Directive: Reproduce the material in full, exactly as written.

Entries supplied:
-=-=-=-=-
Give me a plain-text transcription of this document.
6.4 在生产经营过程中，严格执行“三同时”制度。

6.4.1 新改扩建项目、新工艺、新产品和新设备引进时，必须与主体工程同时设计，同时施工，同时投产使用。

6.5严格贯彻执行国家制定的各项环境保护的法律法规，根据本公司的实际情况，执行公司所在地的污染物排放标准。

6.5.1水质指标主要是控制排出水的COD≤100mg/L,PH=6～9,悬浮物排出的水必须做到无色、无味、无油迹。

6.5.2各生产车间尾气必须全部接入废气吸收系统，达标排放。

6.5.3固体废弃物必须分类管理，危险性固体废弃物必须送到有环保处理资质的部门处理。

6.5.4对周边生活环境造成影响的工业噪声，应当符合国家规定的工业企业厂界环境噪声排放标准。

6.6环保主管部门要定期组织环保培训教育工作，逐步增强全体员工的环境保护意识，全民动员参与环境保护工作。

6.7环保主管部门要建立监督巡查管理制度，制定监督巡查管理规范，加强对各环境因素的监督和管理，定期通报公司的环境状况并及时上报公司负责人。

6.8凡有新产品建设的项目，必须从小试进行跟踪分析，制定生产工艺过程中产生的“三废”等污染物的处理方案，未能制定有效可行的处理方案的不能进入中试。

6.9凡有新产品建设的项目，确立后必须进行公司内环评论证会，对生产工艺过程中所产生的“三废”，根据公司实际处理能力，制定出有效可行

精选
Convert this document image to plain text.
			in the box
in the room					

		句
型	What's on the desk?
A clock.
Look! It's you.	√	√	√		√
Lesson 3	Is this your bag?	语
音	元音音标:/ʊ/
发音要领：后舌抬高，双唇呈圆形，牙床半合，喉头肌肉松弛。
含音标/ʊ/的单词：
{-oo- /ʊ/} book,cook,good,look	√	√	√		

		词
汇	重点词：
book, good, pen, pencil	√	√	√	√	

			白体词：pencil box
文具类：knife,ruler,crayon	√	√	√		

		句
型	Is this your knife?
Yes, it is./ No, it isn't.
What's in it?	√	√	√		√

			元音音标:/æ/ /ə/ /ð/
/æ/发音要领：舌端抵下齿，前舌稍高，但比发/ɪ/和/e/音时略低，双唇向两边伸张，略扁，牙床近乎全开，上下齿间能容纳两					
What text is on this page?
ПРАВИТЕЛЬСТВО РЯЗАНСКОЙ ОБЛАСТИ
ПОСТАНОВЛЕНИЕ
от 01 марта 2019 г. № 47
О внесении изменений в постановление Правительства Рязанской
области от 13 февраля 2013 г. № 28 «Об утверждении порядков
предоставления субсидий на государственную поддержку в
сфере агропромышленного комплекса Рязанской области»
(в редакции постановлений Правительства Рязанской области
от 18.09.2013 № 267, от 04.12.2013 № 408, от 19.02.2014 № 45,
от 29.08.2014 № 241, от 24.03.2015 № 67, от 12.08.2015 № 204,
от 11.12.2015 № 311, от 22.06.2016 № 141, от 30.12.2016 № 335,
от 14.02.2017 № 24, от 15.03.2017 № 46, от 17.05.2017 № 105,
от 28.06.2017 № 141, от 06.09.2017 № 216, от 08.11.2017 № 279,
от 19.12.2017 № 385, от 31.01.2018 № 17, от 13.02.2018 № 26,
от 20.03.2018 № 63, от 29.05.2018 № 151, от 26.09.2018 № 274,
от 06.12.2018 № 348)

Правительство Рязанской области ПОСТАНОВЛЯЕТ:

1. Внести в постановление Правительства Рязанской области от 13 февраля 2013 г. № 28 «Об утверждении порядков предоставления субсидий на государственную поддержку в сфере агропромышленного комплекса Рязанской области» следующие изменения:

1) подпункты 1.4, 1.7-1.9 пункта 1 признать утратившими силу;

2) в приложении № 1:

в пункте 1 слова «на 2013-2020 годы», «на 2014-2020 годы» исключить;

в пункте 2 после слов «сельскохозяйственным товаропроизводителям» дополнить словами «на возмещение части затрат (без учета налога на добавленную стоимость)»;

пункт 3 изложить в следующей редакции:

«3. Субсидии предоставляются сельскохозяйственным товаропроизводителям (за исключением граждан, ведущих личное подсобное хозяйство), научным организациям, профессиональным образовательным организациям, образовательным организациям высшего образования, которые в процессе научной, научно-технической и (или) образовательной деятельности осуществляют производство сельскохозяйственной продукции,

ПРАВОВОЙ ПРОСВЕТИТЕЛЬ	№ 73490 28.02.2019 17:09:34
-=-=-=-=-
The solution:
Give me a plain-text transcription of this document.
6.4 在生产经营过程中，严格执行“三同时”制度。

6.4.1 新改扩建项目、新工艺、新产品和新设备引进时，必须与主体工程同时设计，同时施工，同时投产使用。

6.5严格贯彻执行国家制定的各项环境保护的法律法规，根据本公司的实际情况，执行公司所在地的污染物排放标准。

6.5.1水质指标主要是控制排出水的COD≤100mg/L,PH=6～9,悬浮物排出的水必须做到无色、无味、无油迹。

6.5.2各生产车间尾气必须全部接入废气吸收系统，达标排放。

6.5.3固体废弃物必须分类管理，危险性固体废弃物必须送到有环保处理资质的部门处理。

6.5.4对周边生活环境造成影响的工业噪声，应当符合国家规定的工业企业厂界环境噪声排放标准。

6.6环保主管部门要定期组织环保培训教育工作，逐步增强全体员工的环境保护意识，全民动员参与环境保护工作。

6.7环保主管部门要建立监督巡查管理制度，制定监督巡查管理规范，加强对各环境因素的监督和管理，定期通报公司的环境状况并及时上报公司负责人。

6.8凡有新产品建设的项目，必须从小试进行跟踪分析，制定生产工艺过程中产生的“三废”等污染物的处理方案，未能制定有效可行的处理方案的不能进入中试。

6.9凡有新产品建设的项目，确立后必须进行公司内环评论证会，对生产工艺过程中所产生的“三废”，根据公司实际处理能力，制定出有效可行

精选
Convert this document image to plain text.
			in the box
in the room					

		句
型	What's on the desk?
A clock.
Look! It's you.	√	√	√		√
Lesson 3	Is this your bag?	语
音	元音音标:/ʊ/
发音要领：后舌抬高，双唇呈圆形，牙床半合，喉头肌肉松弛。
含音标/ʊ/的单词：
{-oo- /ʊ/} book,cook,good,look	√	√	√		

		词
汇	重点词：
book, good, pen, pencil	√	√	√	√	

			白体词：pencil box
文具类：knife,ruler,crayon	√	√	√		

		句
型	Is this your knife?
Yes, it is./ No, it isn't.
What's in it?	√	√	√		√

			元音音标:/æ/ /ə/ /ð/
/æ/发音要领：舌端抵下齿，前舌稍高，但比发/ɪ/和/e/音时略低，双唇向两边伸张，略扁，牙床近乎全开，上下齿间能容纳两					
What text is on this page?
ПРАВИТЕЛЬСТВО РЯЗАНСКОЙ ОБЛАСТИ
ПОСТАНОВЛЕНИЕ
от 01 марта 2019 г. № 47
О внесении изменений в постановление Правительства Рязанской
области от 13 февраля 2013 г. № 28 «Об утверждении порядков
предоставления субсидий на государственную поддержку в
сфере агропромышленного комплекса Рязанской области»
(в редакции постановлений Правительства Рязанской области
от 18.09.2013 № 267, от 04.12.2013 № 408, от 19.02.2014 № 45,
от 29.08.2014 № 241, от 24.03.2015 № 67, от 12.08.2015 № 204,
от 11.12.2015 № 311, от 22.06.2016 № 141, от 30.12.2016 № 335,
от 14.02.2017 № 24, от 15.03.2017 № 46, от 17.05.2017 № 105,
от 28.06.2017 № 141, от 06.09.2017 № 216, от 08.11.2017 № 279,
от 19.12.2017 № 385, от 31.01.2018 № 17, от 13.02.2018 № 26,
от 20.03.2018 № 63, от 29.05.2018 № 151, от 26.09.2018 № 274,
от 06.12.2018 № 348)

Правительство Рязанской области ПОСТАНОВЛЯЕТ:

1. Внести в постановление Правительства Рязанской области от 13 февраля 2013 г. № 28 «Об утверждении порядков предоставления субсидий на государственную поддержку в сфере агропромышленного комплекса Рязанской области» следующие изменения:

1) подпункты 1.4, 1.7-1.9 пункта 1 признать утратившими силу;

2) в приложении № 1:

в пункте 1 слова «на 2013-2020 годы», «на 2014-2020 годы» исключить;

в пункте 2 после слов «сельскохозяйственным товаропроизводителям» дополнить словами «на возмещение части затрат (без учета налога на добавленную стоимость)»;

пункт 3 изложить в следующей редакции:

«3. Субсидии предоставляются сельскохозяйственным товаропроизводителям (за исключением граждан, ведущих личное подсобное хозяйство), научным организациям, профессиональным образовательным организациям, образовательным организациям высшего образования, которые в процессе научной, научно-технической и (или) образовательной деятельности осуществляют производство сельскохозяйственной продукции,

ПРАВОВОЙ ПРОСВЕТИТЕЛЬ	№ 73490 28.02.2019 17:09:34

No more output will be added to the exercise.